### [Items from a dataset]
╔══

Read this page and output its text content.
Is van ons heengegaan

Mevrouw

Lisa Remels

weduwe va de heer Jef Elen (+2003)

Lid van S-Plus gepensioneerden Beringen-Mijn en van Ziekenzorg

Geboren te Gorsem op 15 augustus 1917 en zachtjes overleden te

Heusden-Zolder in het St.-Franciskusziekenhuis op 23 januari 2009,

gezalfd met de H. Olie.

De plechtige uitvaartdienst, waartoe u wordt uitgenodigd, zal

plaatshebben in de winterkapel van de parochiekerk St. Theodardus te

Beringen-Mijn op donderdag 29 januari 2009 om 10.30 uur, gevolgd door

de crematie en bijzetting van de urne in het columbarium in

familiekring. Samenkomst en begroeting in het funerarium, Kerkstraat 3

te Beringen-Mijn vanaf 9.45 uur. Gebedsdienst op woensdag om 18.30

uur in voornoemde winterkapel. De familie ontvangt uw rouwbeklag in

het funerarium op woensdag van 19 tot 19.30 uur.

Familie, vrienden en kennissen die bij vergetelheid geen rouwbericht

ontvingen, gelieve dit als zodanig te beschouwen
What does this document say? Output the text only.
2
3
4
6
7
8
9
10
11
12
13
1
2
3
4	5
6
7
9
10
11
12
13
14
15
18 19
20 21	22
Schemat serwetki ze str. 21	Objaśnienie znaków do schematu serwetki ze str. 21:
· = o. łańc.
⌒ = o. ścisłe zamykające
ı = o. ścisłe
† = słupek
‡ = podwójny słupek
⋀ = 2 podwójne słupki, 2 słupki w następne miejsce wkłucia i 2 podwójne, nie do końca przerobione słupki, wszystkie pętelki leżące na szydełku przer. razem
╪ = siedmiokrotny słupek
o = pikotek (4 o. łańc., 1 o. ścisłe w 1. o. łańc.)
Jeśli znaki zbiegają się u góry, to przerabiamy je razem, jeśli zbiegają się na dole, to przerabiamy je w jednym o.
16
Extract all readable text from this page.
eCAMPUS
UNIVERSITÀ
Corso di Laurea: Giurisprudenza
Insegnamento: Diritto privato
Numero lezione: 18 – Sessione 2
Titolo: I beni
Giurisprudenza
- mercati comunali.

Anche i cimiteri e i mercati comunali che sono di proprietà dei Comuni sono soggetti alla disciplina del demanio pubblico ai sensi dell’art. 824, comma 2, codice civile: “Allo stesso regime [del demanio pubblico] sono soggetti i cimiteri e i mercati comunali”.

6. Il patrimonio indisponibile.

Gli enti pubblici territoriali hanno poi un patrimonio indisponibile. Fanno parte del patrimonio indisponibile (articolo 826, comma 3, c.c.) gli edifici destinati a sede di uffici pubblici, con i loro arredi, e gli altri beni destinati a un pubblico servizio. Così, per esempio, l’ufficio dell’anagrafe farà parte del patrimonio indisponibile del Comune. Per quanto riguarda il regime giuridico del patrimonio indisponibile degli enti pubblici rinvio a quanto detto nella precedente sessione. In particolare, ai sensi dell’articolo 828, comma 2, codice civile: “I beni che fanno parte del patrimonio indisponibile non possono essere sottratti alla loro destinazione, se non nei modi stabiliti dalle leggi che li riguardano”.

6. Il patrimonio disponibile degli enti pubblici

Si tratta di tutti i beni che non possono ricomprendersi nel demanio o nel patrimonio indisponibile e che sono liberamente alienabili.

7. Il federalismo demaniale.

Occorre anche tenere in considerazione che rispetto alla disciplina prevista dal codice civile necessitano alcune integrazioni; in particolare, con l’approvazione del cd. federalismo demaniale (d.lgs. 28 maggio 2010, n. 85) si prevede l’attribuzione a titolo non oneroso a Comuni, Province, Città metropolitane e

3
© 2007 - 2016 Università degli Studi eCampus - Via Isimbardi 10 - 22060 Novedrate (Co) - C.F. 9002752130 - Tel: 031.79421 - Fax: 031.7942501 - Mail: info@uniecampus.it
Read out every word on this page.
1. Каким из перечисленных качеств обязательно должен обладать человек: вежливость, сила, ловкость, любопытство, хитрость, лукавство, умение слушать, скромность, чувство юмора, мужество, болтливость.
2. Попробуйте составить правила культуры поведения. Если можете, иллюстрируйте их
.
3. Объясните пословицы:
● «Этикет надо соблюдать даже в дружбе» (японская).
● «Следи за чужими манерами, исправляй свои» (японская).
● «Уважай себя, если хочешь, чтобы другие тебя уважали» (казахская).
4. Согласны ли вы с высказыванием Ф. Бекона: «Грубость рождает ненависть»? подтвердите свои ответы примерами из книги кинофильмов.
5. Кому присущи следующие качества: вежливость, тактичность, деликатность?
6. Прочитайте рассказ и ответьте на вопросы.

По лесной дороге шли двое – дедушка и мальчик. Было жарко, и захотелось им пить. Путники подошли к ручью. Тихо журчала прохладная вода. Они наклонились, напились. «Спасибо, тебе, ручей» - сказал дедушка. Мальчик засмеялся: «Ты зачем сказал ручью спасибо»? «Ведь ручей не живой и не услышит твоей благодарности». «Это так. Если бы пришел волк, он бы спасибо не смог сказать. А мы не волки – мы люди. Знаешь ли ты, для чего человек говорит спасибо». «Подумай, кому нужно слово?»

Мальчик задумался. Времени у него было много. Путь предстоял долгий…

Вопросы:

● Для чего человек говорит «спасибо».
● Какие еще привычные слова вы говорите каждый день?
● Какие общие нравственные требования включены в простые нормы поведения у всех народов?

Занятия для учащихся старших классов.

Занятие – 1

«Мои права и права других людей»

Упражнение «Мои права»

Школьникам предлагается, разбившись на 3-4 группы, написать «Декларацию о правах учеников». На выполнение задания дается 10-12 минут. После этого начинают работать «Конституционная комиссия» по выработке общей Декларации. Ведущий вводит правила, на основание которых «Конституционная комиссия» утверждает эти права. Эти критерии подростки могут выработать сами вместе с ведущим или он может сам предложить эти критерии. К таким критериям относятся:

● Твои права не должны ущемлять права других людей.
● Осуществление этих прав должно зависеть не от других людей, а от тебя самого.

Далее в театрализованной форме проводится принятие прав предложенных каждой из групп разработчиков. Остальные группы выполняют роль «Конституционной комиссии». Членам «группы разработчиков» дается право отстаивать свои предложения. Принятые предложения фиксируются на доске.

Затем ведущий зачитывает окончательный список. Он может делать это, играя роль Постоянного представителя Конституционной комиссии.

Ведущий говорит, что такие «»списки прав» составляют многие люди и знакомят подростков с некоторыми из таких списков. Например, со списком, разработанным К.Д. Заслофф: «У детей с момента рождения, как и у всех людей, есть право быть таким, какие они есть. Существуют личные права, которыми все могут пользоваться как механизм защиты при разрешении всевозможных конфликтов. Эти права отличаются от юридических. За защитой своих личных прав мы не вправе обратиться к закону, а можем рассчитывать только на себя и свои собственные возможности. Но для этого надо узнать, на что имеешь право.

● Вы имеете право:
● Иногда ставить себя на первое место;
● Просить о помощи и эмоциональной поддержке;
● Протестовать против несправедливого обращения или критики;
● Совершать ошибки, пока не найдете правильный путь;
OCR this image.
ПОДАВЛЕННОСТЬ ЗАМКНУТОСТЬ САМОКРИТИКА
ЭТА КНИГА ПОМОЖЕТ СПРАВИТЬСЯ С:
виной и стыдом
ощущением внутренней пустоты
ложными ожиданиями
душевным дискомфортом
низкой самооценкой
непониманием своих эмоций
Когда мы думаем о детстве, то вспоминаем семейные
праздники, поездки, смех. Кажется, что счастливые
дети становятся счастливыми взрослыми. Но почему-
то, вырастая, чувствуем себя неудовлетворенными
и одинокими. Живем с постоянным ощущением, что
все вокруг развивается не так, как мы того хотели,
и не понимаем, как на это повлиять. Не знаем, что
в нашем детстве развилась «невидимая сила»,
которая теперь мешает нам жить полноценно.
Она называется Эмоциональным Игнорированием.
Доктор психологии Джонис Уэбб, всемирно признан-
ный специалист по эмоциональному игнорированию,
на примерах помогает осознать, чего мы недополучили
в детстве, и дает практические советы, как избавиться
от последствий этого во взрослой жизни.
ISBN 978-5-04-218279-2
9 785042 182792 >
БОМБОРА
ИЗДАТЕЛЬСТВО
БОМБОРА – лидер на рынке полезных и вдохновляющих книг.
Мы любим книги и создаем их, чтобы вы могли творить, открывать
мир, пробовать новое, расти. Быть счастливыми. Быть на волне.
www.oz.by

╚══

### [CHALLENGE]
Give back the lines above exactly, from the one with "OCR this image." through the last line.

### [SOLUTION FOR THIS PROBLEM]
OCR this image.
ПОДАВЛЕННОСТЬ ЗАМКНУТОСТЬ САМОКРИТИКА
ЭТА КНИГА ПОМОЖЕТ СПРАВИТЬСЯ С:
виной и стыдом
ощущением внутренней пустоты
ложными ожиданиями
душевным дискомфортом
низкой самооценкой
непониманием своих эмоций
Когда мы думаем о детстве, то вспоминаем семейные
праздники, поездки, смех. Кажется, что счастливые
дети становятся счастливыми взрослыми. Но почему-
то, вырастая, чувствуем себя неудовлетворенными
и одинокими. Живем с постоянным ощущением, что
все вокруг развивается не так, как мы того хотели,
и не понимаем, как на это повлиять. Не знаем, что
в нашем детстве развилась «невидимая сила»,
которая теперь мешает нам жить полноценно.
Она называется Эмоциональным Игнорированием.
Доктор психологии Джонис Уэбб, всемирно признан-
ный специалист по эмоциональному игнорированию,
на примерах помогает осознать, чего мы недополучили
в детстве, и дает практические советы, как избавиться
от последствий этого во взрослой жизни.
ISBN 978-5-04-218279-2
9 785042 182792 >
БОМБОРА
ИЗДАТЕЛЬСТВО
БОМБОРА – лидер на рынке полезных и вдохновляющих книг.
Мы любим книги и создаем их, чтобы вы могли творить, открывать
мир, пробовать новое, расти. Быть счастливыми. Быть на волне.
www.oz.by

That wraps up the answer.